Information provided start

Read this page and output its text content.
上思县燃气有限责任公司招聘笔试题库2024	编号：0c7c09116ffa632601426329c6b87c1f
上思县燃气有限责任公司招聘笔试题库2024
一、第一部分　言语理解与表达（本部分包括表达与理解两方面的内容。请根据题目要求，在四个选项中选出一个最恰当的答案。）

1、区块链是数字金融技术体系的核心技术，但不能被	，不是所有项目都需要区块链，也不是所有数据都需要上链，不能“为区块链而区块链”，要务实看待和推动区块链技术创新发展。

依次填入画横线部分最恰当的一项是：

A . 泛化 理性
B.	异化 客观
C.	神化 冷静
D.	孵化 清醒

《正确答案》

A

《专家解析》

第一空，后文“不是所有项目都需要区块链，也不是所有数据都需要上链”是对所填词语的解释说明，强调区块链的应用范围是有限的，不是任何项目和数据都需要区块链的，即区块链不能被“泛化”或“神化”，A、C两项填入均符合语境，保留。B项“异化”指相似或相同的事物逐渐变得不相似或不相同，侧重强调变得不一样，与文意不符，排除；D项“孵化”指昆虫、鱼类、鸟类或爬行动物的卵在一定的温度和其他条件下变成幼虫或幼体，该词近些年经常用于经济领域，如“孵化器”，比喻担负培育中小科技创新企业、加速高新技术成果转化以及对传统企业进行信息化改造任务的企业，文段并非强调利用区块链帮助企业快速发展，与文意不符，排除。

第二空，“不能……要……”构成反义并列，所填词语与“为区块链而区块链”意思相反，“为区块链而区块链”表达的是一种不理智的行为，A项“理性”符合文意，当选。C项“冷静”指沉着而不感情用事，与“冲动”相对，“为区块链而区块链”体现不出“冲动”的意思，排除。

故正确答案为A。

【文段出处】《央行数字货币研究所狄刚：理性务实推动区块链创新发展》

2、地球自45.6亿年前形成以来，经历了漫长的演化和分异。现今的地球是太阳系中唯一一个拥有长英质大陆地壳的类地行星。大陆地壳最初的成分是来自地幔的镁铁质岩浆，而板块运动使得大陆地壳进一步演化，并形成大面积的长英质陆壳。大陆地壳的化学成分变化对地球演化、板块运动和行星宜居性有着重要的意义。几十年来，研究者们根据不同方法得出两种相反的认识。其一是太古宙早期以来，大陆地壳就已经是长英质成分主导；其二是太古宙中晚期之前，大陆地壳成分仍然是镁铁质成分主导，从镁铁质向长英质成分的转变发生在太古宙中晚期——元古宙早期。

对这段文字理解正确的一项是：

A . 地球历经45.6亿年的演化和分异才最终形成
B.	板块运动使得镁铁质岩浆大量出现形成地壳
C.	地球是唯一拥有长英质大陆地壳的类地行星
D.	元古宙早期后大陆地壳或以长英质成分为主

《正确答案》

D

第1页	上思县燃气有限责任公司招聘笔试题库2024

Information provided end

▶ _Exercise details_
Look through the lines above and collect those with the word "也不是所有数据都需要上链".

▶ _Solution below_
1、区块链是数字金融技术体系的核心技术，但不能被	，不是所有项目都需要区块链，也不是所有数据都需要上链，不能“为区块链而区块链”，要务实看待和推动区块链技术创新发展。
第一空，后文“不是所有项目都需要区块链，也不是所有数据都需要上链”是对所填词语的解释说明，强调区块链的应用范围是有限的，不是任何项目和数据都需要区块链的，即区块链不能被“泛化”或“神化”，A、C两项填入均符合语境，保留。B项“异化”指相似或相同的事物逐渐变得不相似或不相同，侧重强调变得不一样，与文意不符，排除；D项“孵化”指昆虫、鱼类、鸟类或爬行动物的卵在一定的温度和其他条件下变成幼虫或幼体，该词近些年经常用于经济领域，如“孵化器”，比喻担负培育中小科技创新企业、加速高新技术成果转化以及对传统企业进行信息化改造任务的企业，文段并非强调利用区块链帮助企业快速发展，与文意不符，排除。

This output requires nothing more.